### GIVEN TASK
Omit all images, then return the remaining material exactly as it stands.

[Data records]
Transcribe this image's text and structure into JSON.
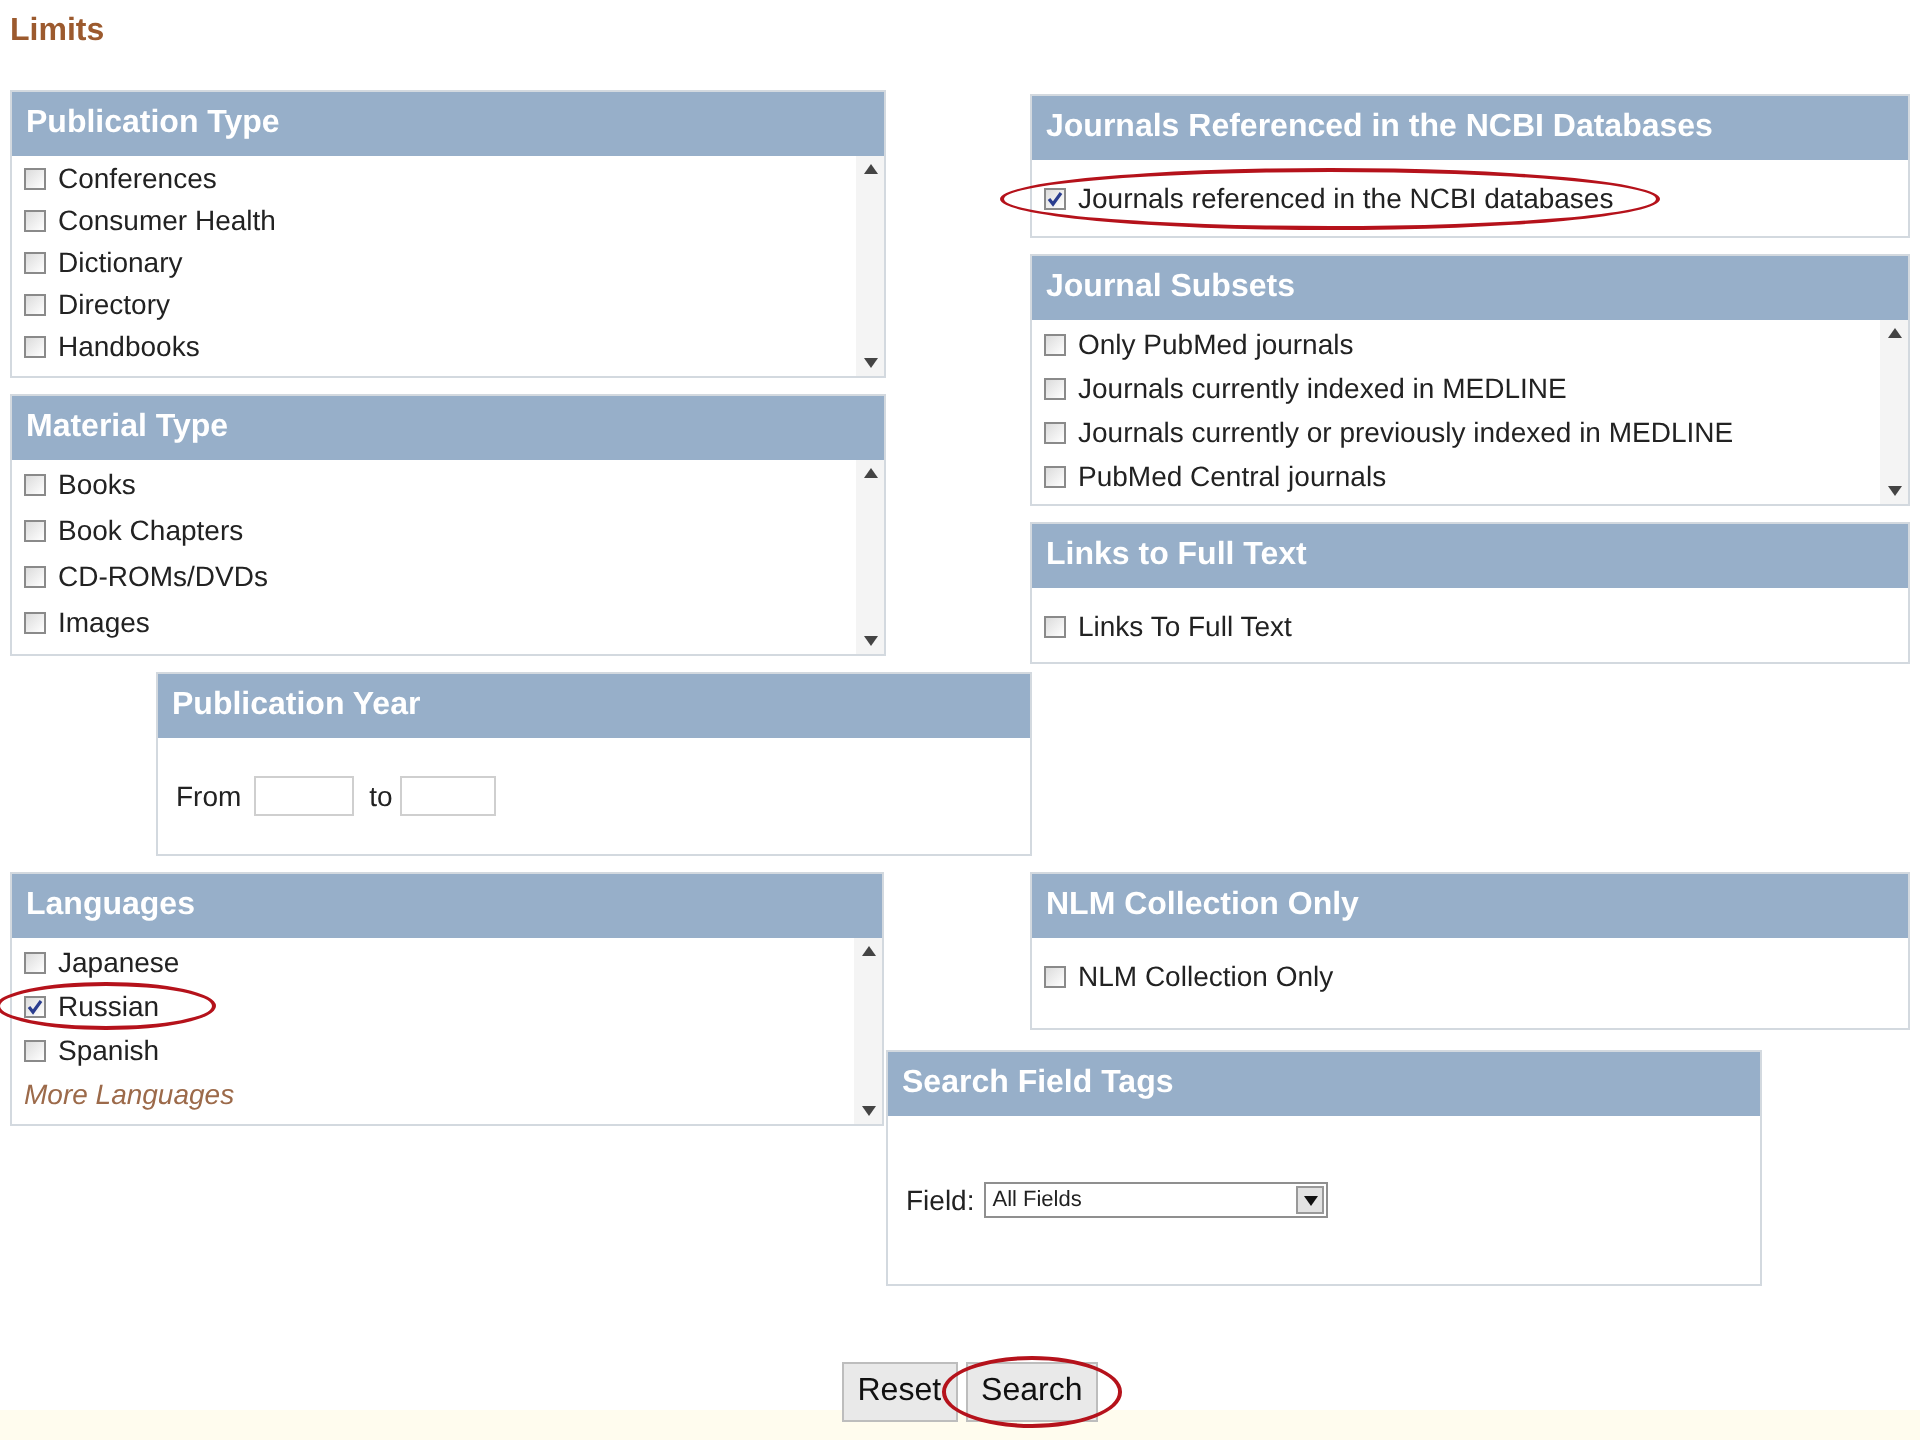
{
  "title": "Limits",
  "panels": [
    {
      "kind": "checklist",
      "title": "Publication Type",
      "scrollable": true,
      "items": [
        {
          "kind": "checkbox",
          "label": "Conferences",
          "checked": false,
          "circled": false
        },
        {
          "kind": "checkbox",
          "label": "Consumer Health",
          "checked": false,
          "circled": false
        },
        {
          "kind": "checkbox",
          "label": "Dictionary",
          "checked": false,
          "circled": false
        },
        {
          "kind": "checkbox",
          "label": "Directory",
          "checked": false,
          "circled": false
        },
        {
          "kind": "checkbox",
          "label": "Handbooks",
          "checked": false,
          "circled": false
        }
      ]
    },
    {
      "kind": "checklist",
      "title": "Material Type",
      "scrollable": true,
      "items": [
        {
          "kind": "checkbox",
          "label": "Books",
          "checked": false,
          "circled": false
        },
        {
          "kind": "checkbox",
          "label": "Book Chapters",
          "checked": false,
          "circled": false
        },
        {
          "kind": "checkbox",
          "label": "CD-ROMs/DVDs",
          "checked": false,
          "circled": false
        },
        {
          "kind": "checkbox",
          "label": "Images",
          "checked": false,
          "circled": false
        }
      ]
    },
    {
      "kind": "checklist",
      "title": "Journals Referenced in the NCBI Databases",
      "scrollable": false,
      "items": [
        {
          "kind": "checkbox",
          "label": "Journals referenced in the NCBI databases",
          "checked": true,
          "circled": true
        }
      ]
    },
    {
      "kind": "checklist",
      "title": "Journal Subsets",
      "scrollable": true,
      "items": [
        {
          "kind": "checkbox",
          "label": "Only PubMed journals",
          "checked": false,
          "circled": false
        },
        {
          "kind": "checkbox",
          "label": "Journals currently indexed in MEDLINE",
          "checked": false,
          "circled": false
        },
        {
          "kind": "checkbox",
          "label": "Journals currently or previously indexed in MEDLINE",
          "checked": false,
          "circled": false
        },
        {
          "kind": "checkbox",
          "label": "PubMed Central journals",
          "checked": false,
          "circled": false
        }
      ]
    },
    {
      "kind": "checklist",
      "title": "Links to Full Text",
      "scrollable": false,
      "items": [
        {
          "kind": "checkbox",
          "label": "Links To Full Text",
          "checked": false,
          "circled": false
        }
      ]
    },
    {
      "kind": "year",
      "title": "Publication Year",
      "from_label": "From",
      "to_label": "to"
    },
    {
      "kind": "checklist",
      "title": "Languages",
      "scrollable": true,
      "items": [
        {
          "kind": "checkbox",
          "label": "Japanese",
          "checked": false,
          "circled": false
        },
        {
          "kind": "checkbox",
          "label": "Russian",
          "checked": true,
          "circled": true
        },
        {
          "kind": "checkbox",
          "label": "Spanish",
          "checked": false,
          "circled": false
        },
        {
          "kind": "link",
          "label": "More Languages"
        }
      ]
    },
    {
      "kind": "checklist",
      "title": "NLM Collection Only",
      "scrollable": false,
      "items": [
        {
          "kind": "checkbox",
          "label": "NLM Collection Only",
          "checked": false,
          "circled": false
        }
      ]
    },
    {
      "kind": "select",
      "title": "Search Field Tags",
      "label": "Field:",
      "value": "All Fields"
    }
  ],
  "buttons": [
    {
      "label": "Reset",
      "circled": false
    },
    {
      "label": "Search",
      "circled": true
    }
  ]
}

### COMPLETE RESPONSE
Transcribe this image's text and structure into JSON.
{
  "title": "Limits",
  "panels": [
    {
      "kind": "checklist",
      "title": "Publication Type",
      "scrollable": true,
      "items": [
        {
          "kind": "checkbox",
          "label": "Conferences",
          "checked": false,
          "circled": false
        },
        {
          "kind": "checkbox",
          "label": "Consumer Health",
          "checked": false,
          "circled": false
        },
        {
          "kind": "checkbox",
          "label": "Dictionary",
          "checked": false,
          "circled": false
        },
        {
          "kind": "checkbox",
          "label": "Directory",
          "checked": false,
          "circled": false
        },
        {
          "kind": "checkbox",
          "label": "Handbooks",
          "checked": false,
          "circled": false
        }
      ]
    },
    {
      "kind": "checklist",
      "title": "Material Type",
      "scrollable": true,
      "items": [
        {
          "kind": "checkbox",
          "label": "Books",
          "checked": false,
          "circled": false
        },
        {
          "kind": "checkbox",
          "label": "Book Chapters",
          "checked": false,
          "circled": false
        },
        {
          "kind": "checkbox",
          "label": "CD-ROMs/DVDs",
          "checked": false,
          "circled": false
        },
        {
          "kind": "checkbox",
          "label": "Images",
          "checked": false,
          "circled": false
        }
      ]
    },
    {
      "kind": "checklist",
      "title": "Journals Referenced in the NCBI Databases",
      "scrollable": false,
      "items": [
        {
          "kind": "checkbox",
          "label": "Journals referenced in the NCBI databases",
          "checked": true,
          "circled": true
        }
      ]
    },
    {
      "kind": "checklist",
      "title": "Journal Subsets",
      "scrollable": true,
      "items": [
        {
          "kind": "checkbox",
          "label": "Only PubMed journals",
          "checked": false,
          "circled": false
        },
        {
          "kind": "checkbox",
          "label": "Journals currently indexed in MEDLINE",
          "checked": false,
          "circled": false
        },
        {
          "kind": "checkbox",
          "label": "Journals currently or previously indexed in MEDLINE",
          "checked": false,
          "circled": false
        },
        {
          "kind": "checkbox",
          "label": "PubMed Central journals",
          "checked": false,
          "circled": false
        }
      ]
    },
    {
      "kind": "checklist",
      "title": "Links to Full Text",
      "scrollable": false,
      "items": [
        {
          "kind": "checkbox",
          "label": "Links To Full Text",
          "checked": false,
          "circled": false
        }
      ]
    },
    {
      "kind": "year",
      "title": "Publication Year",
      "from_label": "From",
      "to_label": "to"
    },
    {
      "kind": "checklist",
      "title": "Languages",
      "scrollable": true,
      "items": [
        {
          "kind": "checkbox",
          "label": "Japanese",
          "checked": false,
          "circled": false
        },
        {
          "kind": "checkbox",
          "label": "Russian",
          "checked": true,
          "circled": true
        },
        {
          "kind": "checkbox",
          "label": "Spanish",
          "checked": false,
          "circled": false
        },
        {
          "kind": "link",
          "label": "More Languages"
        }
      ]
    },
    {
      "kind": "checklist",
      "title": "NLM Collection Only",
      "scrollable": false,
      "items": [
        {
          "kind": "checkbox",
          "label": "NLM Collection Only",
          "checked": false,
          "circled": false
        }
      ]
    },
    {
      "kind": "select",
      "title": "Search Field Tags",
      "label": "Field:",
      "value": "All Fields"
    }
  ],
  "buttons": [
    {
      "label": "Reset",
      "circled": false
    },
    {
      "label": "Search",
      "circled": true
    }
  ]
}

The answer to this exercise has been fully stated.